◆ DATA FOR THE TASK
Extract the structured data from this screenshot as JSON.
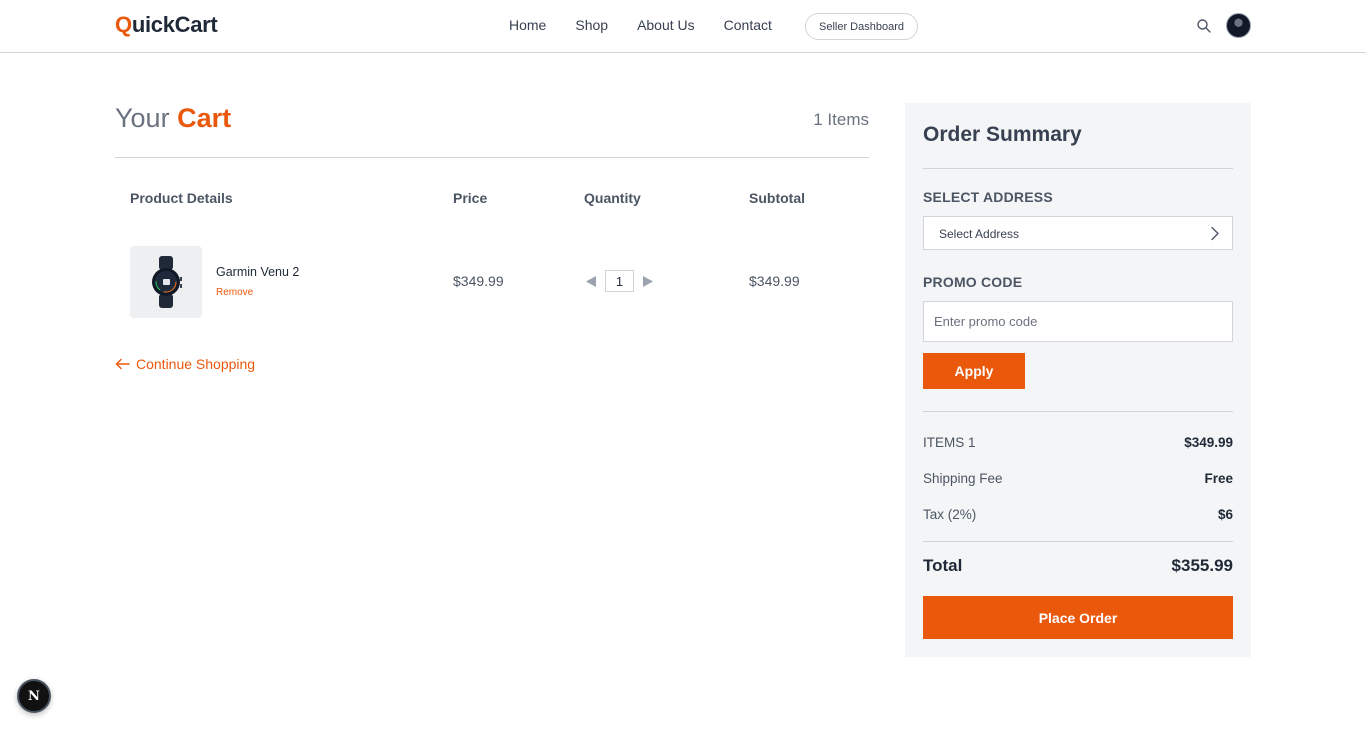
{
  "brand": {
    "logo_first": "Q",
    "logo_rest": "uickCart",
    "accent_color": "#ea580c"
  },
  "nav": {
    "links": [
      "Home",
      "Shop",
      "About Us",
      "Contact"
    ],
    "seller_button": "Seller Dashboard",
    "search_icon": "search-icon",
    "avatar": "user-avatar"
  },
  "cart": {
    "title_prefix": "Your",
    "title_accent": "Cart",
    "item_count": "1 Items",
    "columns": [
      "Product Details",
      "Price",
      "Quantity",
      "Subtotal"
    ],
    "items": [
      {
        "name": "Garmin Venu 2",
        "remove_label": "Remove",
        "price": "$349.99",
        "quantity": "1",
        "subtotal": "$349.99"
      }
    ],
    "continue_label": "Continue Shopping"
  },
  "summary": {
    "title": "Order Summary",
    "address_label": "SELECT ADDRESS",
    "address_value": "Select Address",
    "promo_label": "PROMO CODE",
    "promo_placeholder": "Enter promo code",
    "apply_label": "Apply",
    "rows": [
      {
        "label": "ITEMS 1",
        "value": "$349.99"
      },
      {
        "label": "Shipping Fee",
        "value": "Free"
      },
      {
        "label": "Tax (2%)",
        "value": "$6"
      }
    ],
    "total_label": "Total",
    "total_value": "$355.99",
    "place_order_label": "Place Order"
  },
  "dev_badge": "N"
}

◆ TASK PROMPT
Return each line exactly as written. Any picture gets left out.

◆ FULL ANSWER
Extract the structured data from this screenshot as JSON.
{
  "brand": {
    "logo_first": "Q",
    "logo_rest": "uickCart",
    "accent_color": "#ea580c"
  },
  "nav": {
    "links": [
      "Home",
      "Shop",
      "About Us",
      "Contact"
    ],
    "seller_button": "Seller Dashboard",
    "search_icon": "search-icon",
    "avatar": "user-avatar"
  },
  "cart": {
    "title_prefix": "Your",
    "title_accent": "Cart",
    "item_count": "1 Items",
    "columns": [
      "Product Details",
      "Price",
      "Quantity",
      "Subtotal"
    ],
    "items": [
      {
        "name": "Garmin Venu 2",
        "remove_label": "Remove",
        "price": "$349.99",
        "quantity": "1",
        "subtotal": "$349.99"
      }
    ],
    "continue_label": "Continue Shopping"
  },
  "summary": {
    "title": "Order Summary",
    "address_label": "SELECT ADDRESS",
    "address_value": "Select Address",
    "promo_label": "PROMO CODE",
    "promo_placeholder": "Enter promo code",
    "apply_label": "Apply",
    "rows": [
      {
        "label": "ITEMS 1",
        "value": "$349.99"
      },
      {
        "label": "Shipping Fee",
        "value": "Free"
      },
      {
        "label": "Tax (2%)",
        "value": "$6"
      }
    ],
    "total_label": "Total",
    "total_value": "$355.99",
    "place_order_label": "Place Order"
  },
  "dev_badge": "N"
}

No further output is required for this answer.